### Aim
Word for word, restate every line of the material.

Data records
________

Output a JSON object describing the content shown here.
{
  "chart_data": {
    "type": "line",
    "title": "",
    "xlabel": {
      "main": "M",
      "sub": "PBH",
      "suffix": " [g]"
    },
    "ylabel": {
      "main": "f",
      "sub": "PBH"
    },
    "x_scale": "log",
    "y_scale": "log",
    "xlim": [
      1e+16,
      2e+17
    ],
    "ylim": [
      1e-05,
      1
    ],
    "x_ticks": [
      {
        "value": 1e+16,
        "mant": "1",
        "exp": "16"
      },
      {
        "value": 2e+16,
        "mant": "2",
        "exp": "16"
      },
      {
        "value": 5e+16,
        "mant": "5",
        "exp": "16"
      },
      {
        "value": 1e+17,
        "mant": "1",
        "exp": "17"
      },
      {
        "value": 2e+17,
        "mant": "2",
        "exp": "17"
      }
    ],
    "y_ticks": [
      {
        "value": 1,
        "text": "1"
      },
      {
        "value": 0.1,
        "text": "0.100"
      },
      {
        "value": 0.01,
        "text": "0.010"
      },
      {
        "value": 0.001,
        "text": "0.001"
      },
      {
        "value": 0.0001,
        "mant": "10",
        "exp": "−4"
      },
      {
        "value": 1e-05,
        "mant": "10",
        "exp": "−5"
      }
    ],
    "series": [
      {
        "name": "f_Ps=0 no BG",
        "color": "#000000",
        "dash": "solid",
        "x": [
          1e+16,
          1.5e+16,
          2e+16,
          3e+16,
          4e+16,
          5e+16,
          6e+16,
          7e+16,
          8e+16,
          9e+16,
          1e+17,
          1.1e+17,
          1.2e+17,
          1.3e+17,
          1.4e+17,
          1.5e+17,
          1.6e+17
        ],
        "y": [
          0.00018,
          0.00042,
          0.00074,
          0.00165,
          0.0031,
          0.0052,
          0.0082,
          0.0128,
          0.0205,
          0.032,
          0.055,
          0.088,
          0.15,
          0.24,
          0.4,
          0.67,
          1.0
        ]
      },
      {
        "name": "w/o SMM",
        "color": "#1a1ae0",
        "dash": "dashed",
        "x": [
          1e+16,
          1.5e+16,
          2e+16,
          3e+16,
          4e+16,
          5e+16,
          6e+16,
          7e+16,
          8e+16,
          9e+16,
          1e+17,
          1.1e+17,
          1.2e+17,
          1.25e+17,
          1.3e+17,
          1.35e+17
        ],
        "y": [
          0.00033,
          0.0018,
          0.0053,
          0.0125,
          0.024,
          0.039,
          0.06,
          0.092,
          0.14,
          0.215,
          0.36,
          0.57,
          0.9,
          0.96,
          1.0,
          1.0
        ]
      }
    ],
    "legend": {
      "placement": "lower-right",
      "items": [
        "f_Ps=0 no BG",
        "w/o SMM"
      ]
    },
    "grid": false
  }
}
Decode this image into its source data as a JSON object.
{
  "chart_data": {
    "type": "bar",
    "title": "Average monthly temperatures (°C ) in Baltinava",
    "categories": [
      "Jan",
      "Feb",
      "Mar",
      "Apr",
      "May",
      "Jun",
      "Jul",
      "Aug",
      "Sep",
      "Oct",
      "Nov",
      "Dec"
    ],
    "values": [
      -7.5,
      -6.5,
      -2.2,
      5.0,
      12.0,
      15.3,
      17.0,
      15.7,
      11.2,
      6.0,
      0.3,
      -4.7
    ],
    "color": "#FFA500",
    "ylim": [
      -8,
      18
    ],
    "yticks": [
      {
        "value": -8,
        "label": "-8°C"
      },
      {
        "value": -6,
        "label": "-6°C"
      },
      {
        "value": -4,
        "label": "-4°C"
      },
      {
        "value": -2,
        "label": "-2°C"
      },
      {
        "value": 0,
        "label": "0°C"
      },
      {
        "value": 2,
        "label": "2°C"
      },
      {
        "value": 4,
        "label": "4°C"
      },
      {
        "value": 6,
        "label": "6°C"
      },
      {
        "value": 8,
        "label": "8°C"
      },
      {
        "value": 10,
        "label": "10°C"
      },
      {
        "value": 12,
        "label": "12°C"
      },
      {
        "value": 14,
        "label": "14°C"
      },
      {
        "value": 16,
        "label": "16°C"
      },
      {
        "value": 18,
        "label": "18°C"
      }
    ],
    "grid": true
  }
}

________

### Output below
Output a JSON object describing the content shown here.
{
  "chart_data": {
    "type": "line",
    "title": "",
    "xlabel": {
      "main": "M",
      "sub": "PBH",
      "suffix": " [g]"
    },
    "ylabel": {
      "main": "f",
      "sub": "PBH"
    },
    "x_scale": "log",
    "y_scale": "log",
    "xlim": [
      1e+16,
      2e+17
    ],
    "ylim": [
      1e-05,
      1
    ],
    "x_ticks": [
      {
        "value": 1e+16,
        "mant": "1",
        "exp": "16"
      },
      {
        "value": 2e+16,
        "mant": "2",
        "exp": "16"
      },
      {
        "value": 5e+16,
        "mant": "5",
        "exp": "16"
      },
      {
        "value": 1e+17,
        "mant": "1",
        "exp": "17"
      },
      {
        "value": 2e+17,
        "mant": "2",
        "exp": "17"
      }
    ],
    "y_ticks": [
      {
        "value": 1,
        "text": "1"
      },
      {
        "value": 0.1,
        "text": "0.100"
      },
      {
        "value": 0.01,
        "text": "0.010"
      },
      {
        "value": 0.001,
        "text": "0.001"
      },
      {
        "value": 0.0001,
        "mant": "10",
        "exp": "−4"
      },
      {
        "value": 1e-05,
        "mant": "10",
        "exp": "−5"
      }
    ],
    "series": [
      {
        "name": "f_Ps=0 no BG",
        "color": "#000000",
        "dash": "solid",
        "x": [
          1e+16,
          1.5e+16,
          2e+16,
          3e+16,
          4e+16,
          5e+16,
          6e+16,
          7e+16,
          8e+16,
          9e+16,
          1e+17,
          1.1e+17,
          1.2e+17,
          1.3e+17,
          1.4e+17,
          1.5e+17,
          1.6e+17
        ],
        "y": [
          0.00018,
          0.00042,
          0.00074,
          0.00165,
          0.0031,
          0.0052,
          0.0082,
          0.0128,
          0.0205,
          0.032,
          0.055,
          0.088,
          0.15,
          0.24,
          0.4,
          0.67,
          1.0
        ]
      },
      {
        "name": "w/o SMM",
        "color": "#1a1ae0",
        "dash": "dashed",
        "x": [
          1e+16,
          1.5e+16,
          2e+16,
          3e+16,
          4e+16,
          5e+16,
          6e+16,
          7e+16,
          8e+16,
          9e+16,
          1e+17,
          1.1e+17,
          1.2e+17,
          1.25e+17,
          1.3e+17,
          1.35e+17
        ],
        "y": [
          0.00033,
          0.0018,
          0.0053,
          0.0125,
          0.024,
          0.039,
          0.06,
          0.092,
          0.14,
          0.215,
          0.36,
          0.57,
          0.9,
          0.96,
          1.0,
          1.0
        ]
      }
    ],
    "legend": {
      "placement": "lower-right",
      "items": [
        "f_Ps=0 no BG",
        "w/o SMM"
      ]
    },
    "grid": false
  }
}
Decode this image into its source data as a JSON object.
{
  "chart_data": {
    "type": "bar",
    "title": "Average monthly temperatures (°C ) in Baltinava",
    "categories": [
      "Jan",
      "Feb",
      "Mar",
      "Apr",
      "May",
      "Jun",
      "Jul",
      "Aug",
      "Sep",
      "Oct",
      "Nov",
      "Dec"
    ],
    "values": [
      -7.5,
      -6.5,
      -2.2,
      5.0,
      12.0,
      15.3,
      17.0,
      15.7,
      11.2,
      6.0,
      0.3,
      -4.7
    ],
    "color": "#FFA500",
    "ylim": [
      -8,
      18
    ],
    "yticks": [
      {
        "value": -8,
        "label": "-8°C"
      },
      {
        "value": -6,
        "label": "-6°C"
      },
      {
        "value": -4,
        "label": "-4°C"
      },
      {
        "value": -2,
        "label": "-2°C"
      },
      {
        "value": 0,
        "label": "0°C"
      },
      {
        "value": 2,
        "label": "2°C"
      },
      {
        "value": 4,
        "label": "4°C"
      },
      {
        "value": 6,
        "label": "6°C"
      },
      {
        "value": 8,
        "label": "8°C"
      },
      {
        "value": 10,
        "label": "10°C"
      },
      {
        "value": 12,
        "label": "12°C"
      },
      {
        "value": 14,
        "label": "14°C"
      },
      {
        "value": 16,
        "label": "16°C"
      },
      {
        "value": 18,
        "label": "18°C"
      }
    ],
    "grid": true
  }
}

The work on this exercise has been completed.